Available data.
-*-
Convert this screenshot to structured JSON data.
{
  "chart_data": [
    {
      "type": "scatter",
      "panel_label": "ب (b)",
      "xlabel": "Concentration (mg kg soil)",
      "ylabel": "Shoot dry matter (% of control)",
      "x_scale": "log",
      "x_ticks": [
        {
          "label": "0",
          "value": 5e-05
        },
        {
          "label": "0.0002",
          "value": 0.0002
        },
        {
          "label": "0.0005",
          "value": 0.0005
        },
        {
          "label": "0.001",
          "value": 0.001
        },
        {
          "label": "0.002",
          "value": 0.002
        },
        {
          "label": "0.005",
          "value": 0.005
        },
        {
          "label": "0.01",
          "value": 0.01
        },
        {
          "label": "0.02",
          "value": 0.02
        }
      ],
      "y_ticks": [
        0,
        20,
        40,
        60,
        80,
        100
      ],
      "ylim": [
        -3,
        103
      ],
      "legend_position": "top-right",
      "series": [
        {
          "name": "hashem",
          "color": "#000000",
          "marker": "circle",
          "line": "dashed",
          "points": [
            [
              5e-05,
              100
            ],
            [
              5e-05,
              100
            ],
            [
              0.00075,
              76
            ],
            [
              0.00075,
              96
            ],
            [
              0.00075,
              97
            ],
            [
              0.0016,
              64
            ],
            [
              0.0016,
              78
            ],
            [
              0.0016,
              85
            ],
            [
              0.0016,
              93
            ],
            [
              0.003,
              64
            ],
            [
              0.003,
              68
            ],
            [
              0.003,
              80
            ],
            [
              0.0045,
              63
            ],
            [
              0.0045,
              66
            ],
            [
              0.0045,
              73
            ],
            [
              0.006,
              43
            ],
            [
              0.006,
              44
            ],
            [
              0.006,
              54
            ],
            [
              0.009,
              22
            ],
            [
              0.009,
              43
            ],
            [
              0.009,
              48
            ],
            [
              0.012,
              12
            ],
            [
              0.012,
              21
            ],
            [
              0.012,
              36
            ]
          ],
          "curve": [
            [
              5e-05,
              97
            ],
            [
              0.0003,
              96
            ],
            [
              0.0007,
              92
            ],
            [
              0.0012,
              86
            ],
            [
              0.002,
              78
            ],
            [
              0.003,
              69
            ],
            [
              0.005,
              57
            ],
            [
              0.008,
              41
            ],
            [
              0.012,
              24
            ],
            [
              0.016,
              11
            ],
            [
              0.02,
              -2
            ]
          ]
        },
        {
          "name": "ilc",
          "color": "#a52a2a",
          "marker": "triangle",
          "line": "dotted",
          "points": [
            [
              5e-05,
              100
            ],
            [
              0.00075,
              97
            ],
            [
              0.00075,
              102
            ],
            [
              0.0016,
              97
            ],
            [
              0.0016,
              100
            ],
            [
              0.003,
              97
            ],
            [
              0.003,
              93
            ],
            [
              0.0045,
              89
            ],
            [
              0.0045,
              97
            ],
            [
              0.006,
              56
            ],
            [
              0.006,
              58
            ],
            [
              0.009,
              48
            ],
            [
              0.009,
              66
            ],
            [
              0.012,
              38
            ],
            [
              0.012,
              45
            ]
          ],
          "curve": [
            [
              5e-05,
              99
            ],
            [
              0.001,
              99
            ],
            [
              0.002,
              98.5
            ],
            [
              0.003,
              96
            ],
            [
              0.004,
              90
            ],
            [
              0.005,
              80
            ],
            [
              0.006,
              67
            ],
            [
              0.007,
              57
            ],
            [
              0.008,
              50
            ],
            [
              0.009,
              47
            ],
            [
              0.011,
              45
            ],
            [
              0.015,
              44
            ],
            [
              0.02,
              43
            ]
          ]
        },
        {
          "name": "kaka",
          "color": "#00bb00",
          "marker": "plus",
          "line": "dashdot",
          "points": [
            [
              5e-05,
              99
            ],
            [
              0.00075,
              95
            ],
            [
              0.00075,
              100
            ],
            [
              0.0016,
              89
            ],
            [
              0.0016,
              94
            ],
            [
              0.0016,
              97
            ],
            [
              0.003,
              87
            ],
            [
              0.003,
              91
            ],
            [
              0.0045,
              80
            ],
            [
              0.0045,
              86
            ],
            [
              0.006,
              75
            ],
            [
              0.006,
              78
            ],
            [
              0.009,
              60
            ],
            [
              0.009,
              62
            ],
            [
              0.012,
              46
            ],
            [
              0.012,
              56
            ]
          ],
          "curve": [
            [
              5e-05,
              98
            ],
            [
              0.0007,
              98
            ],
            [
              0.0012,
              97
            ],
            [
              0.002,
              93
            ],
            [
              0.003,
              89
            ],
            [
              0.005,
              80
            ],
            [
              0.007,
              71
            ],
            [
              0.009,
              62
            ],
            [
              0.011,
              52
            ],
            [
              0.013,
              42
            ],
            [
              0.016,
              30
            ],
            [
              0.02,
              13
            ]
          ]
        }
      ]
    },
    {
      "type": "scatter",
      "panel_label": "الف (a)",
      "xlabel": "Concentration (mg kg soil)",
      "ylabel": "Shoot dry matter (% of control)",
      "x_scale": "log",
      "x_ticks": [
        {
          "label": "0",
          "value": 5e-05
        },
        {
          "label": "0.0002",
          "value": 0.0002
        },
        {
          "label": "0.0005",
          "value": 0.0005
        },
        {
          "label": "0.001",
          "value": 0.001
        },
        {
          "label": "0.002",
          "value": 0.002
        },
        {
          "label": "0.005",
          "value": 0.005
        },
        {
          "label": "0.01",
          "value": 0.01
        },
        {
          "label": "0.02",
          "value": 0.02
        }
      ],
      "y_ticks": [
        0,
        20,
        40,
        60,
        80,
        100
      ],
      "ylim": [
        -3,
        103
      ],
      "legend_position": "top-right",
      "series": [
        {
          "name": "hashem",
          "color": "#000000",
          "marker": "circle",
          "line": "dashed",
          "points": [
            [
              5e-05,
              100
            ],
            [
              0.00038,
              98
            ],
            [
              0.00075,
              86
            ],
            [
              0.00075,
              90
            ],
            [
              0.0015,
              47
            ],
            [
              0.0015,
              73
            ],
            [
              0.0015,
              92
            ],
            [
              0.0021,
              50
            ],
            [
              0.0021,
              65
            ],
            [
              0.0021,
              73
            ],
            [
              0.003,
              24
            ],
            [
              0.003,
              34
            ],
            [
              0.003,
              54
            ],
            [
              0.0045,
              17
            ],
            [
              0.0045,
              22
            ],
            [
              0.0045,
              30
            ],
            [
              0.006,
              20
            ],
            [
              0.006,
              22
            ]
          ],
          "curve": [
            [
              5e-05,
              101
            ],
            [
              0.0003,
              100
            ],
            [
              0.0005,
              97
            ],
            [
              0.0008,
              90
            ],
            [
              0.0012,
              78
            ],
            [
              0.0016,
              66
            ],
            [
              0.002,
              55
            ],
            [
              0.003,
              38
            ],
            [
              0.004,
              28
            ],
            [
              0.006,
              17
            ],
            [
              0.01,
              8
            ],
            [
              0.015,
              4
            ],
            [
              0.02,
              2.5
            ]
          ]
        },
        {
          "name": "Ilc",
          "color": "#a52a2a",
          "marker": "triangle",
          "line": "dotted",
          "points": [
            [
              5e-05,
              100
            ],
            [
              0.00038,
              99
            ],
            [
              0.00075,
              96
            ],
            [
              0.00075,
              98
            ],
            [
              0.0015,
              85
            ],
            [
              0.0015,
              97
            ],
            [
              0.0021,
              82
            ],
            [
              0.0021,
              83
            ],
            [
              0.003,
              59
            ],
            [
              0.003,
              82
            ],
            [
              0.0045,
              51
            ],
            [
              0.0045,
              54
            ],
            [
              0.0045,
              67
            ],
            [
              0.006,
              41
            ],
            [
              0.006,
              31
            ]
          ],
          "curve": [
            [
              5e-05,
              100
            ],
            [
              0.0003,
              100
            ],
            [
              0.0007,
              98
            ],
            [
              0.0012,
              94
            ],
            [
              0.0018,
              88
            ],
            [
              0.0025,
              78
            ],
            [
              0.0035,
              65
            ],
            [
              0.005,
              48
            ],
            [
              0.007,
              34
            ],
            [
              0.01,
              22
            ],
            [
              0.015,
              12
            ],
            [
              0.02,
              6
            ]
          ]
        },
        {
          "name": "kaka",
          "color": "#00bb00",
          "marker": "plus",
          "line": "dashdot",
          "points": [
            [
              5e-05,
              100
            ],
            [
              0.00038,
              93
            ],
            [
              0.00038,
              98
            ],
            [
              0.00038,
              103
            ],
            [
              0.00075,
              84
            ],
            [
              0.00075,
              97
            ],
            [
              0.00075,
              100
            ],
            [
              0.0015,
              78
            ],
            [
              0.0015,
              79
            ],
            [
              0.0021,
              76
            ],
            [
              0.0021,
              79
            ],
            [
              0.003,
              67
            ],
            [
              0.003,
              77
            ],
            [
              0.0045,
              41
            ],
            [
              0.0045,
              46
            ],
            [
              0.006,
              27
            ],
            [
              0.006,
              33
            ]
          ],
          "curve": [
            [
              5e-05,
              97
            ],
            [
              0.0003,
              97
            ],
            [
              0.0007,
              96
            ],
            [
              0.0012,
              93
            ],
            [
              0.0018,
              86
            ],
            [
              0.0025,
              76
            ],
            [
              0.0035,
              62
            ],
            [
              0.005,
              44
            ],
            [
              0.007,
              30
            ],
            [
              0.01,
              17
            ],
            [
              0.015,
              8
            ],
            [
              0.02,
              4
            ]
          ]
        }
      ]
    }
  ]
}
-*-
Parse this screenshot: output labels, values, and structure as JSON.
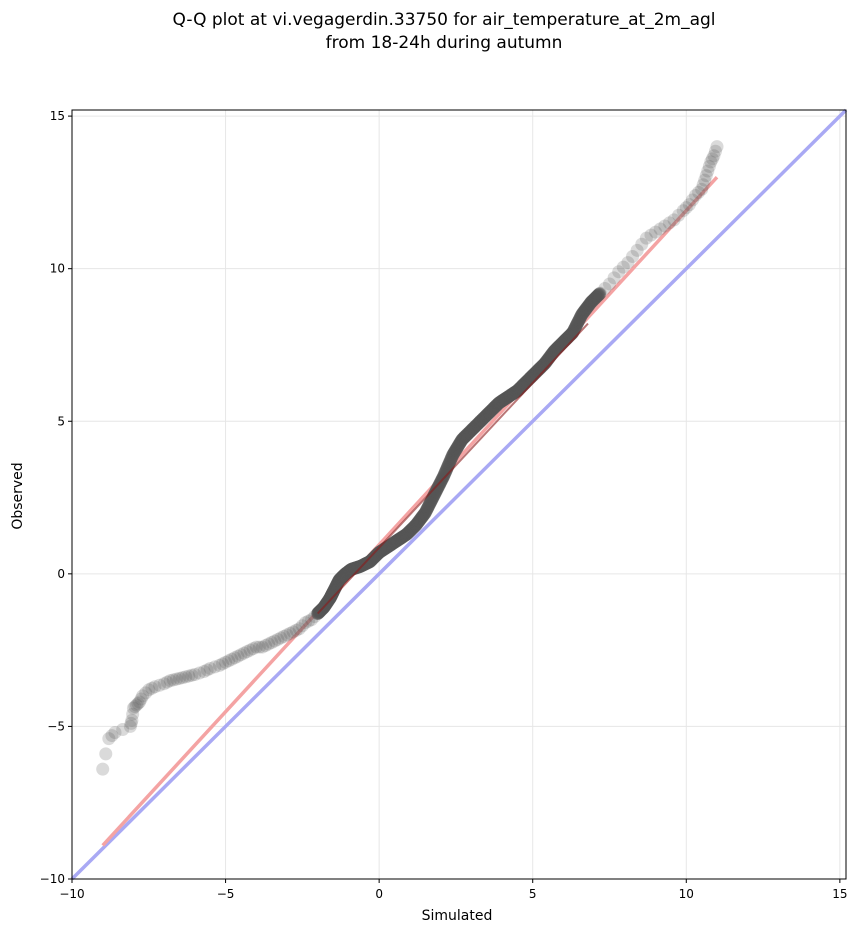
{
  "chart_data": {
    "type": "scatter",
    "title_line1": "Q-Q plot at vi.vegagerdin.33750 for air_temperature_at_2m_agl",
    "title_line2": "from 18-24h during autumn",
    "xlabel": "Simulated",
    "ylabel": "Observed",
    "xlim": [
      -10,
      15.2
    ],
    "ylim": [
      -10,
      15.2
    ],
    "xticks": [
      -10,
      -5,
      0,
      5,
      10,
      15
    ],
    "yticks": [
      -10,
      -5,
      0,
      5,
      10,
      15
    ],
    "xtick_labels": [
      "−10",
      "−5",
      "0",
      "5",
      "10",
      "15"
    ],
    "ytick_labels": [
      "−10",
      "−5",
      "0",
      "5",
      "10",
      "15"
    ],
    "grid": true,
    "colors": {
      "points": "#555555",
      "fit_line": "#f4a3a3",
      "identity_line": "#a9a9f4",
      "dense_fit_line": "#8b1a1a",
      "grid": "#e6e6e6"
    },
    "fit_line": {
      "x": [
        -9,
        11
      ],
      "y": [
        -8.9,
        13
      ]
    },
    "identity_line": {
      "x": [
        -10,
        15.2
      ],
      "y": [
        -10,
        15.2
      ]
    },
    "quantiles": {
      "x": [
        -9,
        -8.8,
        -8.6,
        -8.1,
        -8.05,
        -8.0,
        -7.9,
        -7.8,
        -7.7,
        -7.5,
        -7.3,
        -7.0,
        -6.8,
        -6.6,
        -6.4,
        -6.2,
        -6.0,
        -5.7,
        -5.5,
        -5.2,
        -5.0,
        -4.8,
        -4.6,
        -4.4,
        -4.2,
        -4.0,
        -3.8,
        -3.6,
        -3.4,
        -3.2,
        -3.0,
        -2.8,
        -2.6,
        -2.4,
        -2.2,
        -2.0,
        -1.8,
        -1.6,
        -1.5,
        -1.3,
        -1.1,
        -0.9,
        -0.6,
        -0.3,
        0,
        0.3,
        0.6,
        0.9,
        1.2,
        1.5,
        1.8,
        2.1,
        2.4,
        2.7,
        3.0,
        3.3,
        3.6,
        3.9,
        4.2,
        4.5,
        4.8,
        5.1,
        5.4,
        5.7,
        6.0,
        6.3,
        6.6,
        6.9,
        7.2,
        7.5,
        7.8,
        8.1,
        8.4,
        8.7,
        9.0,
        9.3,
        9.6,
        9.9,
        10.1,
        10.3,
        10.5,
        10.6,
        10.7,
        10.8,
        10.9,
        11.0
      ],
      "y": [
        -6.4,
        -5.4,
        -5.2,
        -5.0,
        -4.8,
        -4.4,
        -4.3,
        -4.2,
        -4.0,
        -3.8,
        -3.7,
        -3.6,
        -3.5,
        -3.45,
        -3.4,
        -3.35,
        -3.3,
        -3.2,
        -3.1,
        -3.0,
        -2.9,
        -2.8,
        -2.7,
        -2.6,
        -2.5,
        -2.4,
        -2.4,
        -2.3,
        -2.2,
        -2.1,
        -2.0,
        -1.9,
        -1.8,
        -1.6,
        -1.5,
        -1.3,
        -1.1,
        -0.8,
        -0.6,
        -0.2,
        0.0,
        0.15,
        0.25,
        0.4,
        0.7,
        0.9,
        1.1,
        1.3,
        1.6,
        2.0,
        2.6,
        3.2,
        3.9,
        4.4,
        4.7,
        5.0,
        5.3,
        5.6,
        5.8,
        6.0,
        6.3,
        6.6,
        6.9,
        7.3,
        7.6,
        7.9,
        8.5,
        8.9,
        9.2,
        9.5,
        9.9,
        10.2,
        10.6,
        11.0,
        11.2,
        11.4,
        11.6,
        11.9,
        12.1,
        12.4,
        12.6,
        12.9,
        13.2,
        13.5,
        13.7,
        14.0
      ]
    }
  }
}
-*-
Work instructions.
Only the number should be given: how many lines of the data contain the word "screenshot"?

The solution.
2